* Texto de análisis *
Cobra fuerza la idea de que el bloque está estancado

La perspectiva de evolución que se pensó en 1991 no es la misma de hoy, tras la crisis económica mundial y la performance de la UE. Daniel Abad | Economista - Director de Cesnoa

11 Diciembre 2011
Con las recientes declaraciones del vicepresidente de Uruguay, Danilo Astori, acerca del "enfoque proteccionista" que asumió Argentina, se ha reavivado el debate y la preocupación de los analistas de la integración regional.

Es evidente que la perspectiva de evolución que se pensó en 1991, cuando se firmó el tratado de Asunción, no es la misma de ahora luego de la crisis económica mundial y de la performance de la Unión Europea, otrora espejo del Mercosur.

Las declaraciones del vice de Uruguay, más las del propio presidente José Mujica, desnudan una vez más las limitaciones para profundizar el bloque, debido a que tanto las percepciones, como las expectativas y la realidad, son diferentes en cada país. Y es que la integración, como iniciativa política, depende mucho del contexto de época.

* Datos proporcionados *
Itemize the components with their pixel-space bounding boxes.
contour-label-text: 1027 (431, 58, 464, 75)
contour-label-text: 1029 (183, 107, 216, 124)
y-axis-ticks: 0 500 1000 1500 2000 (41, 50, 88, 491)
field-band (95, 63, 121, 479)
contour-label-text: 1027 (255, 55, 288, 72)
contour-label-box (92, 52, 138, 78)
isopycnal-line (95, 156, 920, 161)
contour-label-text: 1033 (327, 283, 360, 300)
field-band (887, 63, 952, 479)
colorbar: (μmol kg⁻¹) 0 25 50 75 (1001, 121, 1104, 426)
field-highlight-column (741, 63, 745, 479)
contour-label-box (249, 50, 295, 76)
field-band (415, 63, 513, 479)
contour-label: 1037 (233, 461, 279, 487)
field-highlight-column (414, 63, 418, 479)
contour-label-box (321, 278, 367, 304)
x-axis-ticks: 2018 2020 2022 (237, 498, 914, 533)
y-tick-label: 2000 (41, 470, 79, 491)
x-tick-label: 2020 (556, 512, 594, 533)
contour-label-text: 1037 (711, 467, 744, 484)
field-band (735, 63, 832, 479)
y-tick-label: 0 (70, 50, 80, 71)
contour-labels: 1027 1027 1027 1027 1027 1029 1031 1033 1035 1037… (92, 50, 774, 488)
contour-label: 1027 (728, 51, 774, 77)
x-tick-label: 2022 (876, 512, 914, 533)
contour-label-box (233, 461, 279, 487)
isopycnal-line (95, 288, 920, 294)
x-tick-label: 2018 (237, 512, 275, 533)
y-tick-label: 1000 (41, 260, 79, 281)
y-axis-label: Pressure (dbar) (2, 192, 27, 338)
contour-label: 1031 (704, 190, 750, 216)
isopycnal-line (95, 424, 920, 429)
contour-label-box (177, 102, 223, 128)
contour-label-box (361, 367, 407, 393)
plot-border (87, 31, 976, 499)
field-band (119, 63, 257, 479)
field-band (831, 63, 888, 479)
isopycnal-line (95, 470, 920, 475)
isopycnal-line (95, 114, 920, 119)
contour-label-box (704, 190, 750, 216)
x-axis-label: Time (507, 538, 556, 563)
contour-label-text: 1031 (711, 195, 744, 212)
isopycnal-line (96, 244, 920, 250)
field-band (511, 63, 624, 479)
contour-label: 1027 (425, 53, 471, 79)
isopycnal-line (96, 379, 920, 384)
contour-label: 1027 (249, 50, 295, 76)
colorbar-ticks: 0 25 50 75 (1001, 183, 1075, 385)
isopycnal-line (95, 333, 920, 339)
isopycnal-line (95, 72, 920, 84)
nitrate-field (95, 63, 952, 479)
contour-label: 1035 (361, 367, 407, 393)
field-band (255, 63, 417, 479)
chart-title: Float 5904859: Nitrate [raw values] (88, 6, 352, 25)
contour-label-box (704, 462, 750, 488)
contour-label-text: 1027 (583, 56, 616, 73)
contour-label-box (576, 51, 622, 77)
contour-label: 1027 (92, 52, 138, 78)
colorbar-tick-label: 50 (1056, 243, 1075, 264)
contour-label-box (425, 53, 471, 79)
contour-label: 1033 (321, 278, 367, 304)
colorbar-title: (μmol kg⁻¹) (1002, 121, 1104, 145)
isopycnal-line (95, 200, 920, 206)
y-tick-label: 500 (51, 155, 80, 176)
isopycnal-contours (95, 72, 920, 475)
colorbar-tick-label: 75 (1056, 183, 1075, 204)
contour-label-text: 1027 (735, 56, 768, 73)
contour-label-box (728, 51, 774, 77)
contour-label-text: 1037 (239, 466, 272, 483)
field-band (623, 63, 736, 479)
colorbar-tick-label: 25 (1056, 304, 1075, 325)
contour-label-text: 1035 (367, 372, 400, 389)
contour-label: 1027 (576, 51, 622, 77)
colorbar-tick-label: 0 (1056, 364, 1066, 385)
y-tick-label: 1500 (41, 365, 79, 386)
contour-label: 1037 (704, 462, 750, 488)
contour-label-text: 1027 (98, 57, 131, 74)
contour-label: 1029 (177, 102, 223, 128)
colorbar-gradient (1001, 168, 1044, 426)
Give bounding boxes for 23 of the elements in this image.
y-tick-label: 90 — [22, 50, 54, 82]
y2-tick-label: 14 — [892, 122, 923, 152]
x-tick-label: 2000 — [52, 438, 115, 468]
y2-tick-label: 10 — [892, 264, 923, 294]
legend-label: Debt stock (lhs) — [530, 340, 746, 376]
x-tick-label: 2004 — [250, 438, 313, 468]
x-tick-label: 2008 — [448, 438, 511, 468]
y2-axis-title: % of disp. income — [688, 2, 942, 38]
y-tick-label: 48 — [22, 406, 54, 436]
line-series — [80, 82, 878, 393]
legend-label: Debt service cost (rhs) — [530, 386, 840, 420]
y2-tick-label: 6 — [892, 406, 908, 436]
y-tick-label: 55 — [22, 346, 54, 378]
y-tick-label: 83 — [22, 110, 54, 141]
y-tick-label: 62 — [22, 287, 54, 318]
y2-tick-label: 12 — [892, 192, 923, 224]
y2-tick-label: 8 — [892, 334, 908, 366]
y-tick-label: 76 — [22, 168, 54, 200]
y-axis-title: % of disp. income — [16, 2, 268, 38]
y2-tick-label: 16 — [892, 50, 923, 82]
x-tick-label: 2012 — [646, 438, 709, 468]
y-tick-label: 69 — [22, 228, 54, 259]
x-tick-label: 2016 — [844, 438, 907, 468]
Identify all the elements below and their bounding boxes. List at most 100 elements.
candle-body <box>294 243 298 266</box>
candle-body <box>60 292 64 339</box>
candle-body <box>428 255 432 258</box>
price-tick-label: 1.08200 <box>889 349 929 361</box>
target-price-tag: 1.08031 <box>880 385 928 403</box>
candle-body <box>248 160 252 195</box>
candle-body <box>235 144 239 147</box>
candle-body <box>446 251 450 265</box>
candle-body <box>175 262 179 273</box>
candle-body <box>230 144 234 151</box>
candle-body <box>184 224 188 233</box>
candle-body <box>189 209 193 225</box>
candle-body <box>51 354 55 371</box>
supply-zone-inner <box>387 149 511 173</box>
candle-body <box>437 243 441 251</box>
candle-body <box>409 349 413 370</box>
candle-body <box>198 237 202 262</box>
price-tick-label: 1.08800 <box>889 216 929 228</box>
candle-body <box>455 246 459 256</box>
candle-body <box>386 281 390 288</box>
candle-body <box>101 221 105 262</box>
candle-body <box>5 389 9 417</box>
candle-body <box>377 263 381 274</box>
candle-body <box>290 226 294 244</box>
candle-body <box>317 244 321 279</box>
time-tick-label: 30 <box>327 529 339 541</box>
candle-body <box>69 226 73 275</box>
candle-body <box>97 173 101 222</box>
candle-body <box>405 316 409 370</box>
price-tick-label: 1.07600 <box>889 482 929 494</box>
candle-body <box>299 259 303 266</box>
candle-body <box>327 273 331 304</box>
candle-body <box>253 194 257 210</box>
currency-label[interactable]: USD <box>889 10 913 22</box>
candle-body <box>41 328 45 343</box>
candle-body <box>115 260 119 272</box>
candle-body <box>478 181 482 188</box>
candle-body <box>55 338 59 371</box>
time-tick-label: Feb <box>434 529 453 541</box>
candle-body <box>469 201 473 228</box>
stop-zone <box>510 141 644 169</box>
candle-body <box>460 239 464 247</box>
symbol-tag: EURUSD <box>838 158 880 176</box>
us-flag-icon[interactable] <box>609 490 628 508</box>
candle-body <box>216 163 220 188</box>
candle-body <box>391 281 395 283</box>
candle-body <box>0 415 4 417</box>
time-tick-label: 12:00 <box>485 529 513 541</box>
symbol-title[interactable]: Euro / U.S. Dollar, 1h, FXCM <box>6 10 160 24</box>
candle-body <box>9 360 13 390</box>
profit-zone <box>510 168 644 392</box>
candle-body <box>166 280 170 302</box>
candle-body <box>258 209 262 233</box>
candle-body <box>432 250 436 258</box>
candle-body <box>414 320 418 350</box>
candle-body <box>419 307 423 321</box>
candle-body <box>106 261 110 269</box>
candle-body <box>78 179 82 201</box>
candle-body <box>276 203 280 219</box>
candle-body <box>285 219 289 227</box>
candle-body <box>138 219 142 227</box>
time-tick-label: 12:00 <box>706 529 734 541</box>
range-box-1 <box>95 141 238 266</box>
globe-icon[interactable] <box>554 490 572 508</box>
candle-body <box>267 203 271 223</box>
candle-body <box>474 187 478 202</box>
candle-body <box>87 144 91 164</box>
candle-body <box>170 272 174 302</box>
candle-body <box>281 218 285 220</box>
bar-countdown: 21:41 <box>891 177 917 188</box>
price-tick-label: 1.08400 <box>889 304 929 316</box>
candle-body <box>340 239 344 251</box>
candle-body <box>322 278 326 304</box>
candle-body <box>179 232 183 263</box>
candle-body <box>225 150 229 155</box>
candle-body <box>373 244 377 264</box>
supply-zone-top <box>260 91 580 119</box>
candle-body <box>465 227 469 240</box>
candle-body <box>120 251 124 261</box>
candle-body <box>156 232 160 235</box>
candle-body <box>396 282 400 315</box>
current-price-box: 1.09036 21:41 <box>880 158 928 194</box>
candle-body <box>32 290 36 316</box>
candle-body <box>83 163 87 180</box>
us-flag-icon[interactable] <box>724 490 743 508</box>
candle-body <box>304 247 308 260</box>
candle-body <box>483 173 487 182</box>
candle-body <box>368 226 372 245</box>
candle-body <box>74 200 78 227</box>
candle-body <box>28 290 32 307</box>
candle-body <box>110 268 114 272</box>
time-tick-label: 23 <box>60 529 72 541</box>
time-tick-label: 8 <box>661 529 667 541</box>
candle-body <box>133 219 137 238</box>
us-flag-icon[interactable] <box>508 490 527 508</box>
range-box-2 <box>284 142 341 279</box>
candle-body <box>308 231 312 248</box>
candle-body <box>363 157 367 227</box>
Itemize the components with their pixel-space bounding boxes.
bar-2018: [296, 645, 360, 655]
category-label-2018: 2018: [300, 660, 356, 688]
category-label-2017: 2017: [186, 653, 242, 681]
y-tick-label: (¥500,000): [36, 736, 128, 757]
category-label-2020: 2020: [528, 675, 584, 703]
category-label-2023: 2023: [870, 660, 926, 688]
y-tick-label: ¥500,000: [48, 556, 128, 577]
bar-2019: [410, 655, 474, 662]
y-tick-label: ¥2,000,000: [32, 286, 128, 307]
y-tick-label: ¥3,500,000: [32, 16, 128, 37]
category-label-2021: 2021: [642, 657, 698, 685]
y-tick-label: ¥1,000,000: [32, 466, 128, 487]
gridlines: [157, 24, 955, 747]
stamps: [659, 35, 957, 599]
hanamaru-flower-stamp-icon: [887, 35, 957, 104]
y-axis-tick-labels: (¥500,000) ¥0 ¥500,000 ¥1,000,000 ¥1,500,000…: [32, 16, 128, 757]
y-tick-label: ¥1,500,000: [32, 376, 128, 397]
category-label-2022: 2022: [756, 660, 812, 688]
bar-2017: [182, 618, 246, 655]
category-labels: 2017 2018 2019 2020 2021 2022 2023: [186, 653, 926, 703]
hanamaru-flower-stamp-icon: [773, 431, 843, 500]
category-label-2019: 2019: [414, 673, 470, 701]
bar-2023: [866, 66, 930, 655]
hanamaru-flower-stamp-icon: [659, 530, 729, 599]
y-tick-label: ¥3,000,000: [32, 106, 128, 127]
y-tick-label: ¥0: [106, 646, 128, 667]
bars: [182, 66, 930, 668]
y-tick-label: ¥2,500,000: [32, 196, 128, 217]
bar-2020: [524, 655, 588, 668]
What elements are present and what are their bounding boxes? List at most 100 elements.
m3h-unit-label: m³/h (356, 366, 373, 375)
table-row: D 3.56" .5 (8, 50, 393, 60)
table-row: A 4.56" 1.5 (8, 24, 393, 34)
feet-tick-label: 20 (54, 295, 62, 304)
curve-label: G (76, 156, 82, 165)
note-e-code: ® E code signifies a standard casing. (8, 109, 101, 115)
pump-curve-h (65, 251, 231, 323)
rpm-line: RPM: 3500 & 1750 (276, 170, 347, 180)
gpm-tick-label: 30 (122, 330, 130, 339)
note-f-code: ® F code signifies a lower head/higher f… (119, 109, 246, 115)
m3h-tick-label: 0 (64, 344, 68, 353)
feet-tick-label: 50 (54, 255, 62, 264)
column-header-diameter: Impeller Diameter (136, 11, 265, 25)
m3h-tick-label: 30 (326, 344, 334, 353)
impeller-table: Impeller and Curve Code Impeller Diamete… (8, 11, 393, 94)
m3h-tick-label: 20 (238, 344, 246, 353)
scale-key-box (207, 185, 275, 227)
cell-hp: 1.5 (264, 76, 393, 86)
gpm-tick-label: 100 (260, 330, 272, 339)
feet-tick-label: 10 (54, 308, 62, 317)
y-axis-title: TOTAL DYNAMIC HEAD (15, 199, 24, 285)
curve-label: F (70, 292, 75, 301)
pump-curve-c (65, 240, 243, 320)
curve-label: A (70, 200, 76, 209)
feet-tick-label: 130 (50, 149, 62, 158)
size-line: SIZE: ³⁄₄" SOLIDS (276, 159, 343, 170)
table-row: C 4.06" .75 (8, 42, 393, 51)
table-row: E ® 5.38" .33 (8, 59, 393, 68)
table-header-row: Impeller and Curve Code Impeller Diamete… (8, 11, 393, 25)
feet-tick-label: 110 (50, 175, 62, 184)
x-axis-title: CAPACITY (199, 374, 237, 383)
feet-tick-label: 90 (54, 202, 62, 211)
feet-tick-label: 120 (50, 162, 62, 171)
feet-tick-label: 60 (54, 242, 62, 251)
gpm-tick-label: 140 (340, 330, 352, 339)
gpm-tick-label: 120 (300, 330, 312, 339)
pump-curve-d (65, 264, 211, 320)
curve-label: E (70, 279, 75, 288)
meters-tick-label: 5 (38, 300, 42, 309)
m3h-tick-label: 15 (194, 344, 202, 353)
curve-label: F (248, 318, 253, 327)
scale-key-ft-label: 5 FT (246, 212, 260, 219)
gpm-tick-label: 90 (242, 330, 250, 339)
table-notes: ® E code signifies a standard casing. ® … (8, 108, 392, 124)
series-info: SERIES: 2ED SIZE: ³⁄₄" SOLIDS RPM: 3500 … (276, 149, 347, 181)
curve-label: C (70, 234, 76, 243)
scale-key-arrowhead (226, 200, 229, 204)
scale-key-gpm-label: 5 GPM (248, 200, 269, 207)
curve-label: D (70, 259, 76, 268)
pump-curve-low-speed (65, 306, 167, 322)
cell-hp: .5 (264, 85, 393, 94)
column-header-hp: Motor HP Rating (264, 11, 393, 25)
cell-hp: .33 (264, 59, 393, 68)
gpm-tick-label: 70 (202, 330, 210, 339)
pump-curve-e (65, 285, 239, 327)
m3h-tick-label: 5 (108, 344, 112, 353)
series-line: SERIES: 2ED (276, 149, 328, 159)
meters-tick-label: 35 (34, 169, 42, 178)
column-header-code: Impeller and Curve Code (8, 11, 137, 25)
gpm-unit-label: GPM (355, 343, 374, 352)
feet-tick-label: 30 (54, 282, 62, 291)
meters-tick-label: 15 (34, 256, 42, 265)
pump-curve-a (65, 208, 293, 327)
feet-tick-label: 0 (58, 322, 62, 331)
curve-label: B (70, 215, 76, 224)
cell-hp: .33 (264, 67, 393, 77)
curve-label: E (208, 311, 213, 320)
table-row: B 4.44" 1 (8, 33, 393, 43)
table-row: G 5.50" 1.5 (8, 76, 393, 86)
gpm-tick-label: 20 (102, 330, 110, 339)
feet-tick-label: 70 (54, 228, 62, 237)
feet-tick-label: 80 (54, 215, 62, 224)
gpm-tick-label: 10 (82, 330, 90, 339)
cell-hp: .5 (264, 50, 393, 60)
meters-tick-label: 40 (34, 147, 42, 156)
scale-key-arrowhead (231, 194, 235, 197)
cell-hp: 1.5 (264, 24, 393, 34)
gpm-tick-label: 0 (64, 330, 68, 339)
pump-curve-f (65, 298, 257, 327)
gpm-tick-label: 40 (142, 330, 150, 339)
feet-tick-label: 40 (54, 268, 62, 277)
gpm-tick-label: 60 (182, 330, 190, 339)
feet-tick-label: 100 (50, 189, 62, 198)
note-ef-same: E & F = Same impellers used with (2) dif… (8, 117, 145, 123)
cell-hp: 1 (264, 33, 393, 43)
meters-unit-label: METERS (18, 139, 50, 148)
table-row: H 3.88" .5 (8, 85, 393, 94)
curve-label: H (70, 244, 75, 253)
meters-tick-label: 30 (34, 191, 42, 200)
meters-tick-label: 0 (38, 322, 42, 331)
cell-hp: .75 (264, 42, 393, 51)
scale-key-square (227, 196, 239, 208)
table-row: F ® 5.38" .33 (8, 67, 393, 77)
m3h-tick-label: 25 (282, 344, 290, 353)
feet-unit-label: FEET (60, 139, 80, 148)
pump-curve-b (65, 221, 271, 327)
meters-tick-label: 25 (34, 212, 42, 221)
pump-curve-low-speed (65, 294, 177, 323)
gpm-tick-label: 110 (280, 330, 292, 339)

* Tarea propuesta *
Cite de forma literal el fragmento del artículo sobre el Mercosur que va desde "Es evidente que" hasta "espejo del Mercosur.". Para resolver las tareas no se requiere el listado.

* Respuesta al ejercicio *
Es evidente que la perspectiva de evolución que se pensó en 1991, cuando se firmó el tratado de Asunción, no es la misma de ahora luego de la crisis económica mundial y de la performance de la Unión Europea, otrora espejo del Mercosur.